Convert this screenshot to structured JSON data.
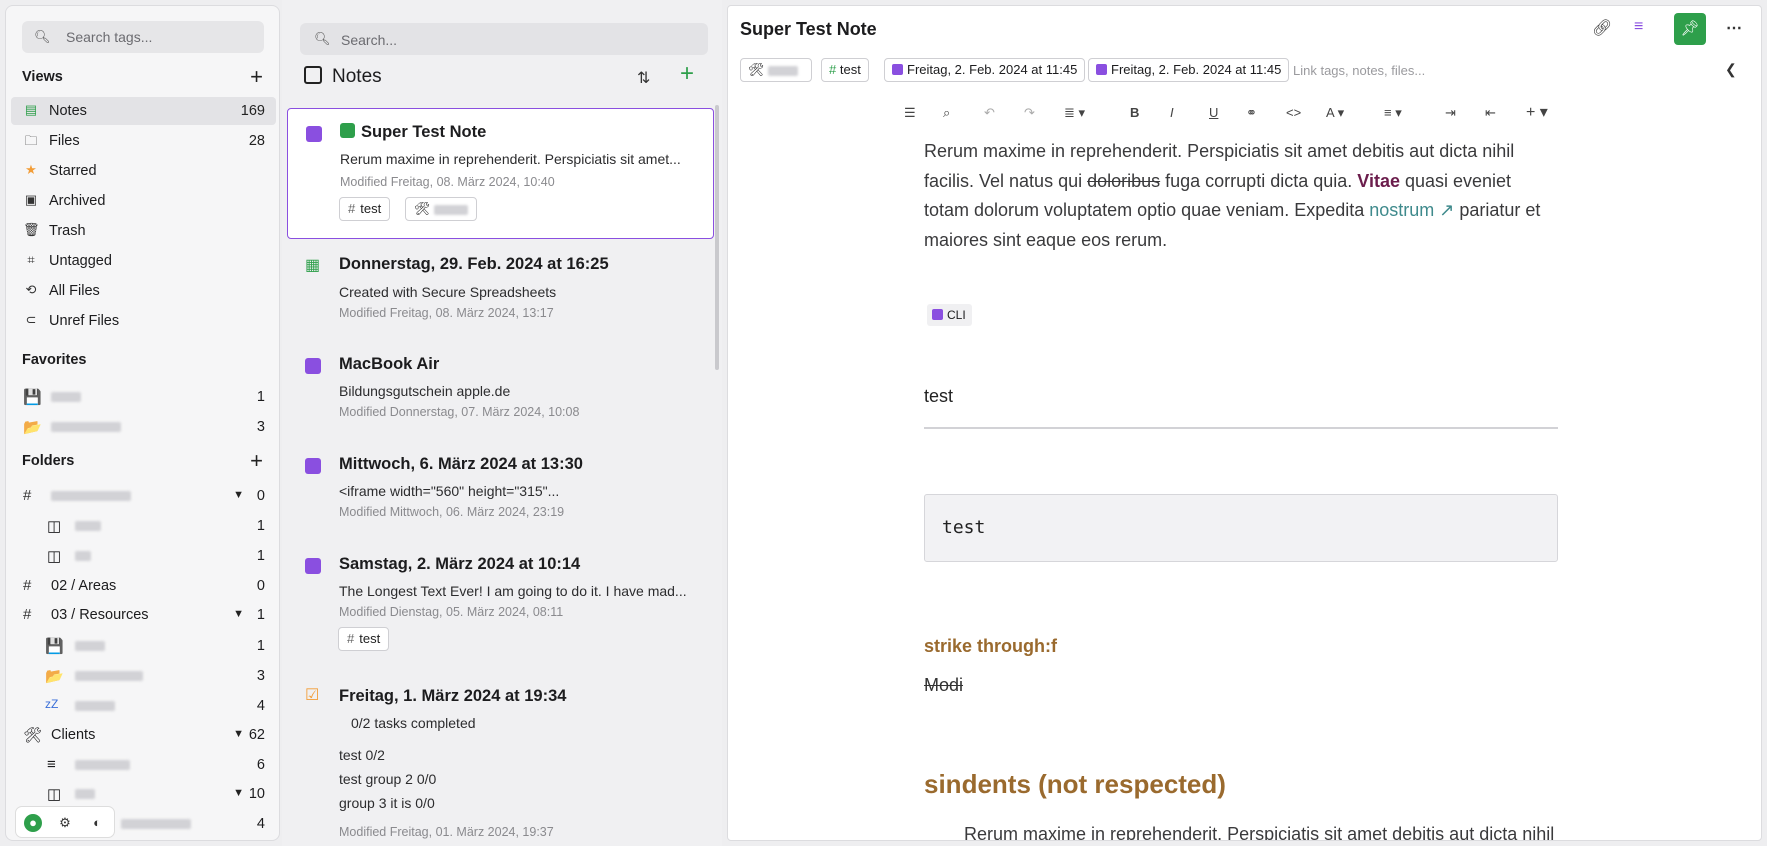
{
  "tags": {
    "search_placeholder": "Search tags...",
    "views_heading": "Views",
    "views": [
      {
        "label": "Notes",
        "count": "169",
        "icon": "notes-icon"
      },
      {
        "label": "Files",
        "count": "28",
        "icon": "folder-icon"
      },
      {
        "label": "Starred",
        "count": "",
        "icon": "star-icon"
      },
      {
        "label": "Archived",
        "count": "",
        "icon": "archive-icon"
      },
      {
        "label": "Trash",
        "count": "",
        "icon": "trash-icon"
      },
      {
        "label": "Untagged",
        "count": "",
        "icon": "untagged-icon"
      },
      {
        "label": "All Files",
        "count": "",
        "icon": "history-icon"
      },
      {
        "label": "Unref Files",
        "count": "",
        "icon": "paperclip-icon"
      }
    ],
    "favorites_heading": "Favorites",
    "favorites": [
      {
        "count": "1"
      },
      {
        "count": "3"
      }
    ],
    "folders_heading": "Folders",
    "folders": [
      {
        "label": "",
        "count": "0"
      },
      {
        "label": "",
        "count": "1"
      },
      {
        "label": "",
        "count": "1"
      },
      {
        "label": "02 / Areas",
        "count": "0"
      },
      {
        "label": "03 / Resources",
        "count": "1"
      },
      {
        "label": "",
        "count": "1"
      },
      {
        "label": "",
        "count": "3"
      },
      {
        "label": "",
        "count": "4"
      },
      {
        "label": "Clients",
        "count": "62"
      },
      {
        "label": "",
        "count": "6"
      },
      {
        "label": "",
        "count": "10"
      },
      {
        "label": "",
        "count": "4"
      }
    ]
  },
  "list": {
    "search_placeholder": "Search...",
    "heading": "Notes",
    "notes": [
      {
        "title": "Super Test Note",
        "preview": "Rerum maxime in reprehenderit. Perspiciatis sit amet...",
        "modified": "Modified Freitag, 08. März 2024, 10:40",
        "tag": "test"
      },
      {
        "title": "Donnerstag, 29. Feb. 2024 at 16:25",
        "preview": "Created with Secure Spreadsheets",
        "modified": "Modified Freitag, 08. März 2024, 13:17"
      },
      {
        "title": "MacBook Air",
        "preview": "Bildungsgutschein apple.de",
        "modified": "Modified Donnerstag, 07. März 2024, 10:08"
      },
      {
        "title": "Mittwoch, 6. März 2024 at 13:30",
        "preview": "<iframe width=\"560\" height=\"315\"...",
        "modified": "Modified Mittwoch, 06. März 2024, 23:19"
      },
      {
        "title": "Samstag, 2. März 2024 at 10:14",
        "preview": "The Longest Text Ever! I am going to do it. I have mad...",
        "modified": "Modified Dienstag, 05. März 2024, 08:11",
        "tag": "test"
      },
      {
        "title": "Freitag, 1. März 2024 at 19:34",
        "tasks": "0/2 tasks completed",
        "groups": [
          "test  0/2",
          "test group 2   0/0",
          "group 3 it is   0/0"
        ],
        "modified": "Modified Freitag, 01. März 2024, 19:37"
      }
    ]
  },
  "editor": {
    "title": "Super Test Note",
    "chips": [
      "test",
      "Freitag, 2. Feb. 2024 at 11:45",
      "Freitag, 2. Feb. 2024 at 11:45"
    ],
    "link_placeholder": "Link tags, notes, files...",
    "p1_a": "Rerum maxime in reprehenderit. Perspiciatis sit amet debitis aut dicta nihil facilis. Vel natus qui ",
    "p1_strike": "doloribus",
    "p1_b": " fuga corrupti dicta quia. ",
    "p1_bold": "Vitae",
    "p1_c": " quasi eveniet totam dolorum voluptatem optio quae veniam. Expedita ",
    "p1_link": "nostrum ↗",
    "p1_d": " pariatur et maiores sint eaque eos rerum.",
    "cli": "CLI",
    "heading_test": "test",
    "code": "test",
    "h3": "strike through:f",
    "modi": "Modi",
    "h2": "sindents (not respected)",
    "indent_text": "Rerum maxime in reprehenderit. Perspiciatis sit amet debitis aut dicta nihil",
    "accent": "#8a4fe0",
    "green": "#2e9f4b"
  }
}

▶ **Required work**
Reproduce every line of the material precisely, omitting its pictures.

▶ **Answer to the task**
Convert this screenshot to structured JSON data.
{
  "tags": {
    "search_placeholder": "Search tags...",
    "views_heading": "Views",
    "views": [
      {
        "label": "Notes",
        "count": "169",
        "icon": "notes-icon"
      },
      {
        "label": "Files",
        "count": "28",
        "icon": "folder-icon"
      },
      {
        "label": "Starred",
        "count": "",
        "icon": "star-icon"
      },
      {
        "label": "Archived",
        "count": "",
        "icon": "archive-icon"
      },
      {
        "label": "Trash",
        "count": "",
        "icon": "trash-icon"
      },
      {
        "label": "Untagged",
        "count": "",
        "icon": "untagged-icon"
      },
      {
        "label": "All Files",
        "count": "",
        "icon": "history-icon"
      },
      {
        "label": "Unref Files",
        "count": "",
        "icon": "paperclip-icon"
      }
    ],
    "favorites_heading": "Favorites",
    "favorites": [
      {
        "count": "1"
      },
      {
        "count": "3"
      }
    ],
    "folders_heading": "Folders",
    "folders": [
      {
        "label": "",
        "count": "0"
      },
      {
        "label": "",
        "count": "1"
      },
      {
        "label": "",
        "count": "1"
      },
      {
        "label": "02 / Areas",
        "count": "0"
      },
      {
        "label": "03 / Resources",
        "count": "1"
      },
      {
        "label": "",
        "count": "1"
      },
      {
        "label": "",
        "count": "3"
      },
      {
        "label": "",
        "count": "4"
      },
      {
        "label": "Clients",
        "count": "62"
      },
      {
        "label": "",
        "count": "6"
      },
      {
        "label": "",
        "count": "10"
      },
      {
        "label": "",
        "count": "4"
      }
    ]
  },
  "list": {
    "search_placeholder": "Search...",
    "heading": "Notes",
    "notes": [
      {
        "title": "Super Test Note",
        "preview": "Rerum maxime in reprehenderit. Perspiciatis sit amet...",
        "modified": "Modified Freitag, 08. März 2024, 10:40",
        "tag": "test"
      },
      {
        "title": "Donnerstag, 29. Feb. 2024 at 16:25",
        "preview": "Created with Secure Spreadsheets",
        "modified": "Modified Freitag, 08. März 2024, 13:17"
      },
      {
        "title": "MacBook Air",
        "preview": "Bildungsgutschein apple.de",
        "modified": "Modified Donnerstag, 07. März 2024, 10:08"
      },
      {
        "title": "Mittwoch, 6. März 2024 at 13:30",
        "preview": "<iframe width=\"560\" height=\"315\"...",
        "modified": "Modified Mittwoch, 06. März 2024, 23:19"
      },
      {
        "title": "Samstag, 2. März 2024 at 10:14",
        "preview": "The Longest Text Ever! I am going to do it. I have mad...",
        "modified": "Modified Dienstag, 05. März 2024, 08:11",
        "tag": "test"
      },
      {
        "title": "Freitag, 1. März 2024 at 19:34",
        "tasks": "0/2 tasks completed",
        "groups": [
          "test  0/2",
          "test group 2   0/0",
          "group 3 it is   0/0"
        ],
        "modified": "Modified Freitag, 01. März 2024, 19:37"
      }
    ]
  },
  "editor": {
    "title": "Super Test Note",
    "chips": [
      "test",
      "Freitag, 2. Feb. 2024 at 11:45",
      "Freitag, 2. Feb. 2024 at 11:45"
    ],
    "link_placeholder": "Link tags, notes, files...",
    "p1_a": "Rerum maxime in reprehenderit. Perspiciatis sit amet debitis aut dicta nihil facilis. Vel natus qui ",
    "p1_strike": "doloribus",
    "p1_b": " fuga corrupti dicta quia. ",
    "p1_bold": "Vitae",
    "p1_c": " quasi eveniet totam dolorum voluptatem optio quae veniam. Expedita ",
    "p1_link": "nostrum ↗",
    "p1_d": " pariatur et maiores sint eaque eos rerum.",
    "cli": "CLI",
    "heading_test": "test",
    "code": "test",
    "h3": "strike through:f",
    "modi": "Modi",
    "h2": "sindents (not respected)",
    "indent_text": "Rerum maxime in reprehenderit. Perspiciatis sit amet debitis aut dicta nihil",
    "accent": "#8a4fe0",
    "green": "#2e9f4b"
  }
}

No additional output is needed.